### Stated task
Turn everything from the start of the data down to and including the line containing "search-box[interactable] — [26, 168, 485, 213]" into a numbered list, omitting any blank lines.

━━━━━ Supplied records

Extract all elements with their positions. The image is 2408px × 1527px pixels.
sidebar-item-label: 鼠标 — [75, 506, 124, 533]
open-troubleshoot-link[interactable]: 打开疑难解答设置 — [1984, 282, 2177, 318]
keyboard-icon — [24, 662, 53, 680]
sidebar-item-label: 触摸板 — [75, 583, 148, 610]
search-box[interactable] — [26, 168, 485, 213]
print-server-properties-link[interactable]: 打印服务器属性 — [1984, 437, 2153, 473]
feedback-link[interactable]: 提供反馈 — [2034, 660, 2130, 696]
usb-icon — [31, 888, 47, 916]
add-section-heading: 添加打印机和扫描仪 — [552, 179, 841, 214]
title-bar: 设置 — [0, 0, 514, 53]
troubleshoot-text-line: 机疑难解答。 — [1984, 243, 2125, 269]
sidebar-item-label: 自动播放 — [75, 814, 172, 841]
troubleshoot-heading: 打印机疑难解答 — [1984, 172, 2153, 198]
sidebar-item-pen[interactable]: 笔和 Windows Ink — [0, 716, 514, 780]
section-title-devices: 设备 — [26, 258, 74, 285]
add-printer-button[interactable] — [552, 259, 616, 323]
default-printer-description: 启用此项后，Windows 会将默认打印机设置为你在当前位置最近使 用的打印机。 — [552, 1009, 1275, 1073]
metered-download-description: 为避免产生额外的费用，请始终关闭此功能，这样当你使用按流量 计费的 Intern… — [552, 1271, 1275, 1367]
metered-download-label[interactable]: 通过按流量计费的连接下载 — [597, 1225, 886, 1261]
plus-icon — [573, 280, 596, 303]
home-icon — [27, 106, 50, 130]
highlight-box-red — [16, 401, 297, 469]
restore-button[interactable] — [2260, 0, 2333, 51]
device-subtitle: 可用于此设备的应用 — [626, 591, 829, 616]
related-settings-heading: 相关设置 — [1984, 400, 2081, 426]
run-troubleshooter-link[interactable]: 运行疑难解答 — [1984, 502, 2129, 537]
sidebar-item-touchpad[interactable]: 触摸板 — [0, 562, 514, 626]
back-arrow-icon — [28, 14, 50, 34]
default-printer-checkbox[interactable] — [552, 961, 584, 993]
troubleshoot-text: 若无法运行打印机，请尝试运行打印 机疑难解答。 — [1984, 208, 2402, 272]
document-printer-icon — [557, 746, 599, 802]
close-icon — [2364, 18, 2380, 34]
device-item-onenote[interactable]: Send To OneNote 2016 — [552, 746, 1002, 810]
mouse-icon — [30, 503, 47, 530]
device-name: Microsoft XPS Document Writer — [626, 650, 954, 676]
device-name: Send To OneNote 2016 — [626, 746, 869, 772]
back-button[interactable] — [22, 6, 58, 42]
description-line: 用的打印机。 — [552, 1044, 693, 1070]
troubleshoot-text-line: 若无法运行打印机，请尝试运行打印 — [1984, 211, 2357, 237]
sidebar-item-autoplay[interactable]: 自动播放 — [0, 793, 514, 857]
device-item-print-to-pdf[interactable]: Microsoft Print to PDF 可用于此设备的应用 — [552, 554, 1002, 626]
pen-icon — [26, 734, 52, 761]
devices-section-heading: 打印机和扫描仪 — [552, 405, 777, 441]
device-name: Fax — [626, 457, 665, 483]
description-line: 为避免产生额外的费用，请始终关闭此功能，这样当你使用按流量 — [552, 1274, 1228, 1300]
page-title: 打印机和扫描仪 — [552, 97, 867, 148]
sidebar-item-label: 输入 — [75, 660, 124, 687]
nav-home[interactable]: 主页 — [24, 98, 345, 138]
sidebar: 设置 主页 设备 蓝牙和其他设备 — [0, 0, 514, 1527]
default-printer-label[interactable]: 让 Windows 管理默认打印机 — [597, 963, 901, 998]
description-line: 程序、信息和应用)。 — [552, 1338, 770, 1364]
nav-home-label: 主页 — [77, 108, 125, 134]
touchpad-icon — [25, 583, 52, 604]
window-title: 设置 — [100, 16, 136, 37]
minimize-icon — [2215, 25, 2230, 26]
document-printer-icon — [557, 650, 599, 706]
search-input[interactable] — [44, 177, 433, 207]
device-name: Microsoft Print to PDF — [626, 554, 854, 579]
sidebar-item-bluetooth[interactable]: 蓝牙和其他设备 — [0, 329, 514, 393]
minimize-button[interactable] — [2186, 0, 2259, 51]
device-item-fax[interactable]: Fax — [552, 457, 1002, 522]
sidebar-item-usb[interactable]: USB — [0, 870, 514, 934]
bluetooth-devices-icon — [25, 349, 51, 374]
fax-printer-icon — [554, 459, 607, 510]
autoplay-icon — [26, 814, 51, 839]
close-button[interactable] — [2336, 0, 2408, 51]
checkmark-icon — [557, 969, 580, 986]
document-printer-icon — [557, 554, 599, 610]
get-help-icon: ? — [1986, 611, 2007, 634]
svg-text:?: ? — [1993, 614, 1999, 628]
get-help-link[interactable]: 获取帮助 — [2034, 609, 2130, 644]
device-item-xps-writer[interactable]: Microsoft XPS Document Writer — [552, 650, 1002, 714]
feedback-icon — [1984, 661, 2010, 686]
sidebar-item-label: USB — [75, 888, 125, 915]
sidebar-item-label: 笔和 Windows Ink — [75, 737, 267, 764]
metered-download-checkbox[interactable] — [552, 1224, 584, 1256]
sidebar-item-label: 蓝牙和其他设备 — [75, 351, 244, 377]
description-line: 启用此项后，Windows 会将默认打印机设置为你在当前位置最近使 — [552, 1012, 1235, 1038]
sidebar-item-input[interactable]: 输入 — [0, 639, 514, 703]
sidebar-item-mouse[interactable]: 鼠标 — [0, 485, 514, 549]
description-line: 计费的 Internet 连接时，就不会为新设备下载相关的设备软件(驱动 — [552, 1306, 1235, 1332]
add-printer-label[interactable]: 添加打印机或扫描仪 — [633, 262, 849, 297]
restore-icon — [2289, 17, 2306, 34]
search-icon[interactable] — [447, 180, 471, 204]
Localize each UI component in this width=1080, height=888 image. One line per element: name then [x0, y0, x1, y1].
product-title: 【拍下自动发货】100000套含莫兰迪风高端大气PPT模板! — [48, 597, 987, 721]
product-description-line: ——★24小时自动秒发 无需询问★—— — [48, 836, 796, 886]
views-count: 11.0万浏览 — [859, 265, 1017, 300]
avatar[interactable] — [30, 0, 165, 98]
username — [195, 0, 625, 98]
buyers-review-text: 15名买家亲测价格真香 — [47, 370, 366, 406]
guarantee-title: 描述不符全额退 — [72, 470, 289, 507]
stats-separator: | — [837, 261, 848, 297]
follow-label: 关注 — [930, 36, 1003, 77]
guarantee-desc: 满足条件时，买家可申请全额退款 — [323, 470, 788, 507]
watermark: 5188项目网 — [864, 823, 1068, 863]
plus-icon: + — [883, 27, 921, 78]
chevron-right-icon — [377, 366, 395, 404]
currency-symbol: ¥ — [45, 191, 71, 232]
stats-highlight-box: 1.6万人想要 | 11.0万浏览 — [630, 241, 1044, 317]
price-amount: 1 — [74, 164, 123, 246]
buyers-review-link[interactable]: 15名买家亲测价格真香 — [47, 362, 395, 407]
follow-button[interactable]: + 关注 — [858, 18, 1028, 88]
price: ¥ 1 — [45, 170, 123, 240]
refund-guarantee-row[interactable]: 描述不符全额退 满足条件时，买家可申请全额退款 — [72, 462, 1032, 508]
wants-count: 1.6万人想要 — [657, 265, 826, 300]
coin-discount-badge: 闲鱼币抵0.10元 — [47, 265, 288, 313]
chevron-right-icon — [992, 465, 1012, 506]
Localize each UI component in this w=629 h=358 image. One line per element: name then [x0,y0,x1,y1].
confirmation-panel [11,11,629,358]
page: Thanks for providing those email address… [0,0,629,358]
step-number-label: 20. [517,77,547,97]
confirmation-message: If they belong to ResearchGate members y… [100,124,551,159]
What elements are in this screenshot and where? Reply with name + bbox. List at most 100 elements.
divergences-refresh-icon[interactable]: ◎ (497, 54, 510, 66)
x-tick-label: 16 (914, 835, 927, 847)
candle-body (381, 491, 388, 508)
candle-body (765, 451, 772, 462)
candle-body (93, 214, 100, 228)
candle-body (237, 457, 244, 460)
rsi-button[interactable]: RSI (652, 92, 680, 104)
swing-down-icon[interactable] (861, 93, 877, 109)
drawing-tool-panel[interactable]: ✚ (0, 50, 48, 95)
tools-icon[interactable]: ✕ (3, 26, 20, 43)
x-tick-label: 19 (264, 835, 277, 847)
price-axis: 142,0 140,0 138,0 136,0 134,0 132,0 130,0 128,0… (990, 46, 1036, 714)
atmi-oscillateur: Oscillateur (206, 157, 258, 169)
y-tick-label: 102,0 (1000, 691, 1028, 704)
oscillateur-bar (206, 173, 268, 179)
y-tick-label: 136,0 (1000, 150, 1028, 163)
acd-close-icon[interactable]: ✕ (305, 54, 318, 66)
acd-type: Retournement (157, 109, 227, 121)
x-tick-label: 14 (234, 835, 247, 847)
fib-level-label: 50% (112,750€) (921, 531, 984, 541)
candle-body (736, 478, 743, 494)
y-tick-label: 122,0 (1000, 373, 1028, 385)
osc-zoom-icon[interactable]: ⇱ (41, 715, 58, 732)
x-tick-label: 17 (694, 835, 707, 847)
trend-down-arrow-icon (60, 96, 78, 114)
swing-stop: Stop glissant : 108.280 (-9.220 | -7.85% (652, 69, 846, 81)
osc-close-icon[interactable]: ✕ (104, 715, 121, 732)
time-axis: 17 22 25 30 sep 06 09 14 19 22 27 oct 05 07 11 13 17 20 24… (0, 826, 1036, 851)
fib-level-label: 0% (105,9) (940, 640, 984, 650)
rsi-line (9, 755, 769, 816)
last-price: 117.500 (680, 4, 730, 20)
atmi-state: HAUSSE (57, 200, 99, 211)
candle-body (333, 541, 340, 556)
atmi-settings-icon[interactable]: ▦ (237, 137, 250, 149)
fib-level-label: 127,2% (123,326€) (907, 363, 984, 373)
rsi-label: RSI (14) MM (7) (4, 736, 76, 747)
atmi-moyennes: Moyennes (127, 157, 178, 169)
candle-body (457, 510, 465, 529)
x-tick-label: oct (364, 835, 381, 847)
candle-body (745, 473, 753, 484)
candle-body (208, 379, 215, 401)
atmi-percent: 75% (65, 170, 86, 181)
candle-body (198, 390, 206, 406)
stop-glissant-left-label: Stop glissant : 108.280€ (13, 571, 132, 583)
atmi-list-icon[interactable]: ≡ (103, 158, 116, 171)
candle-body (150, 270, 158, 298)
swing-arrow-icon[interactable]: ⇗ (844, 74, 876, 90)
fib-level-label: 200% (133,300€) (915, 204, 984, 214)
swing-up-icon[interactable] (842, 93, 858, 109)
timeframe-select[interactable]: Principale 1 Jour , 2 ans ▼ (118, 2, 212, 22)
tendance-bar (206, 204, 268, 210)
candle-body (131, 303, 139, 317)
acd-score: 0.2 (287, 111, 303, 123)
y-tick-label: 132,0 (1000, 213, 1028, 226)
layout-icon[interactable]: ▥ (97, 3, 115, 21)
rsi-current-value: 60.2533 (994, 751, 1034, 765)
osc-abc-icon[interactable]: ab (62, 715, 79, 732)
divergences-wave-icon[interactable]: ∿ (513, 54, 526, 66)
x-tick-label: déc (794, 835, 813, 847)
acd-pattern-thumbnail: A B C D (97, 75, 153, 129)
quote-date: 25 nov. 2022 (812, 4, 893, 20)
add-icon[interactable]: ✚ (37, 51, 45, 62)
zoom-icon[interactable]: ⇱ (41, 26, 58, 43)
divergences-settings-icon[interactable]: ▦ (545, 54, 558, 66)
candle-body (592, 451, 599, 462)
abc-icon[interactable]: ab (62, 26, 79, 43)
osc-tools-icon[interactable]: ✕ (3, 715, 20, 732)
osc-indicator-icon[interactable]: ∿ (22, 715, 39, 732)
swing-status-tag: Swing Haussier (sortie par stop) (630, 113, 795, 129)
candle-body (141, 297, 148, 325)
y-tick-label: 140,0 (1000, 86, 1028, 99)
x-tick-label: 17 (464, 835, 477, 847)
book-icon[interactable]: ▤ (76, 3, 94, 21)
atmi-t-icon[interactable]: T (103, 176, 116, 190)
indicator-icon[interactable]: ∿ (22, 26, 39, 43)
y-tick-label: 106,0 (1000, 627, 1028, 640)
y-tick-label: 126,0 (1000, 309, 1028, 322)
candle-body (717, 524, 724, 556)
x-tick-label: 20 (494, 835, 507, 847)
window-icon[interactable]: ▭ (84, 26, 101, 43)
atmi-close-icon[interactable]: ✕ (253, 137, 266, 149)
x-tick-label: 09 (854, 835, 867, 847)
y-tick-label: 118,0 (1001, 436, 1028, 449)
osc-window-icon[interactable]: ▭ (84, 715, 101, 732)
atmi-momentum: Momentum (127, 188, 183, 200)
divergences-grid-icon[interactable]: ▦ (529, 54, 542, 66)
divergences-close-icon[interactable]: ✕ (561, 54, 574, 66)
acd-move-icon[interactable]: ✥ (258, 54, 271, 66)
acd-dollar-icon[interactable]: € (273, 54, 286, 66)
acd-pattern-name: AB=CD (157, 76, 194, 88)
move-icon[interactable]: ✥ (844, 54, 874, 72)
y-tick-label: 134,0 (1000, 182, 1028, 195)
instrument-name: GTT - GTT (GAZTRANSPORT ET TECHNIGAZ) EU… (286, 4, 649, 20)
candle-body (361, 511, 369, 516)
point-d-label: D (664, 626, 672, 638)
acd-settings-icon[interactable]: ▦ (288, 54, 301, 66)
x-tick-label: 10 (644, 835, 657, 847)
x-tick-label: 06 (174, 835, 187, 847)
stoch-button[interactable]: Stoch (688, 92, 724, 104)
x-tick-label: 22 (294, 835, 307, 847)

━━━━━━━━━━

### Final result
1. Extract all elements with their positions. The image is 2408px × 1527px pixels.
2. sidebar-item-label: 鼠标 — [75, 506, 124, 533]
3. open-troubleshoot-link[interactable]: 打开疑难解答设置 — [1984, 282, 2177, 318]
4. keyboard-icon — [24, 662, 53, 680]
5. sidebar-item-label: 触摸板 — [75, 583, 148, 610]
6. search-box[interactable] — [26, 168, 485, 213]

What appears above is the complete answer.